Consigne 1:
Repérez dans la liste chaque ligne contenant le mot "Herr" et recopiez-la, en tenant compte de la casse.
Consigne 2:
Poursuivez le texte sur le ramadan et Khelifa Guesmi à partir de sa dernière phrase.

Texte présenté:

++++++++

Joyeux ramadan à tous mes lecteurs musulmans, spécialement ceux qui sont pieux toute l’année. Mois de la goinfrerie et du gaspillage par excellence, ramadan est aussi le mois de la fête, des réunions familiales à la rupture du jeûne et des sorties nocturnes entre amis.

Malgré son caractère bienveillant, ramadan a comme un goût amer cette année à cause de ce qui se passe dans le pays, entre pénuries, inflation et injustices. On ne peut pas être totalement heureux quand son pays va mal et quand on sait qu’il y a des compatriotes injustement incarcérés depuis plus d’un an.

Il s’appelle Khelifa Guesmi, il est jeune journaliste, il a été condamné à cinq ans de prison pour avoir refusé de révéler la source d’une information vérifiée et jeté en prison le 3 septembre 2023. Le 6 mars 2024, la cour de cassation décide d’annuler le verdict et de le libérer. Justice a vaincu ? Certes, mais qui va dédommager Khelifa des cinq mois et trois jours passés derrière les barreaux ? Idem pour son informateur, un brave officier de la lutte contre le terrorisme dont le seul tort est d’avoir voulu partager sa joie de réussir une opération antiterroriste.

++++++++

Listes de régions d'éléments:

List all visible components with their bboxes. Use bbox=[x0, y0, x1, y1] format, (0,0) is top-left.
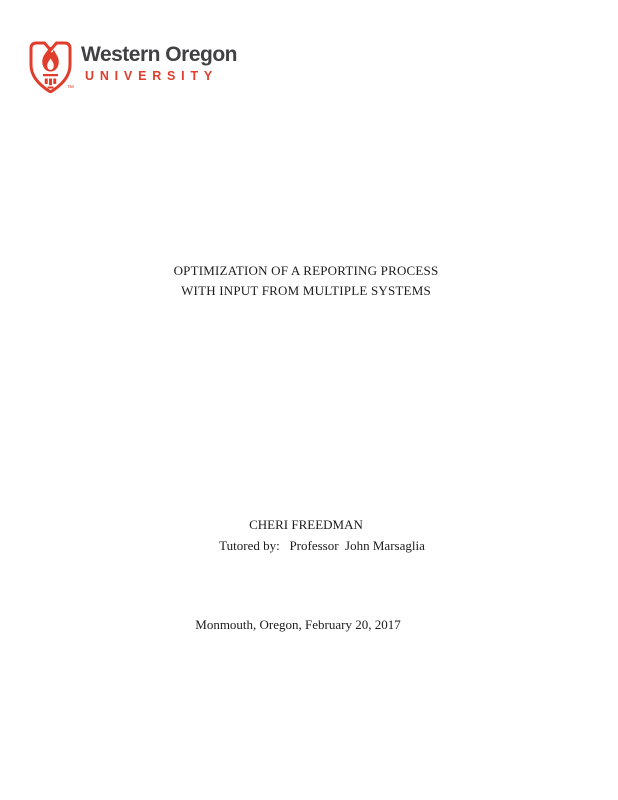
document-title-line1: OPTIMIZATION OF A REPORTING PROCESS bbox=[173, 263, 439, 278]
logo-wordmark bbox=[81, 44, 237, 83]
author-name: CHERI FREEDMAN bbox=[249, 517, 363, 532]
place-date-line: Monmouth, Oregon, February 20, 2017 bbox=[195, 617, 401, 632]
logo-university-label: UNIVERSITY bbox=[85, 69, 219, 83]
document-title bbox=[0, 261, 612, 301]
trademark-symbol: ™ bbox=[67, 85, 74, 92]
document-title-line2: WITH INPUT FROM MULTIPLE SYSTEMS bbox=[181, 283, 431, 298]
wou-logo bbox=[27, 40, 257, 100]
author-block bbox=[0, 514, 612, 556]
advisor-line: Tutored by: Professor John Marsaglia bbox=[219, 538, 425, 553]
logo-institution-name: Western Oregon bbox=[81, 43, 237, 66]
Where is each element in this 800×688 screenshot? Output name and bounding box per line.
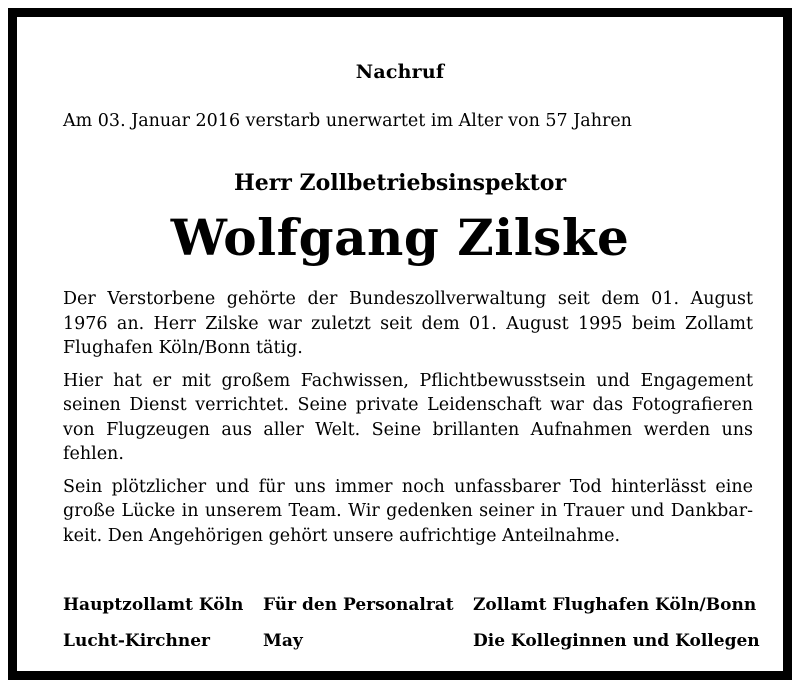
signer-hauptzollamt: Lucht-Kirchner [63, 631, 210, 651]
obituary-heading: Nachruf [355, 61, 445, 83]
signature-org-zollamt: Zollamt Flughafen Köln/Bonn [473, 595, 757, 615]
signature-org-personalrat: Für den Personalrat [263, 595, 454, 615]
signer-zollamt: Die Kolleginnen und Kollegen [473, 631, 760, 651]
intro-line: Am 03. Januar 2016 verstarb unerwartet im Alter von 57 Jahren [63, 111, 632, 131]
signer-personalrat: May [263, 631, 303, 651]
signature-organizations [63, 595, 757, 615]
obituary-frame [8, 8, 792, 680]
obituary-body [63, 287, 753, 556]
paragraph-condolence: Sein plötzlicher und für uns immer noch unfassbarer Tod hinterlässt eine große Lücke in unserem Team. Wir gedenken seiner in Trauer und Dankbarkeit. Den Angehörigen gehört unsere aufrichtige Anteilnahme. [63, 476, 753, 546]
signature-org-hauptzollamt: Hauptzollamt Köln [63, 595, 244, 615]
signature-names [63, 631, 760, 651]
paragraph-career: Der Verstorbene gehörte der Bundeszollverwaltung seit dem 01. August 1976 an. Herr Zilske war zuletzt seit dem 01. August 1995 beim Zollamt Flughafen Köln/Bonn tätig. [63, 289, 753, 358]
paragraph-character: Hier hat er mit großem Fachwissen, Pflichtbewusstsein und Engagement seinen Dienst verrichtet. Seine private Leidenschaft war das Fotografieren von Flugzeugen aus aller Welt. Seine brillanten Aufnahmen werden uns fehlen. [63, 370, 753, 464]
person-name: Wolfgang Zilske [170, 208, 630, 267]
person-title: Herr Zollbetriebsinspektor [233, 170, 567, 196]
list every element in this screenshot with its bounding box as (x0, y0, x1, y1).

++++++++

Résultat de l'exercice 1:
paragraph-career: Der Verstorbene gehörte der Bundeszollverwaltung seit dem 01. August 1976 an. Herr Zilske war zuletzt seit dem 01. August 1995 beim Zollamt Flughafen Köln/Bonn tätig. [63, 289, 753, 358]
person-title: Herr Zollbetriebsinspektor [233, 170, 567, 196]

Résultat de l'exercice 2:
Le cas de Khelifa et de l’officier devrait interpeller l’ensemble de la société tunisienne, car il met en exergue une défaillance judiciaire monstrueuse et fatale qui peut nuire à tout un chacun. Ça n’arrive pas qu’aux autres, détrompez-vous.

 

Dans les pays civilisés et qui se respectent, qu’ils soient démocratiques ou pas, la justice est un pouvoir à part entière. Elle est la base de tout l’édifice et elle met à égalité gouvernants et gouvernés. Tout citoyen, quel que soit son statut, a droit à une justice aveugle et indépendante. Dans ces pays, le parquet et la défense sont sur le même piédestal et il est inimaginable qu’un magistrat favorise une partie sur l’autre. Dans ces pays, on considère comme scandale quand un juge prononce un verdict en première instance et qu’un verdict contraire est prononcé en appel. Les deux magistrats sont appelés à rendre des comptes et à se justifier car, forcément, l’un des deux a tort.

L’innocence de Khelifa Guesmi est éclatante et il n’y a pas un média privé qui n’a pas relevé l’injustice qui l’a frappé. Mais c’est dans les tribunaux et non dans les médias qu’on décide qui est innocent et qui est coupable. Que conclure alors lorsque, dans ces mêmes tribunaux, on a un magistrat qui condamne à une lourde peine de prison et qu’un autre décide le non-lieu ? Il y a incontestablement quelque chose qui ne tourne pas rond dans ces tribunaux.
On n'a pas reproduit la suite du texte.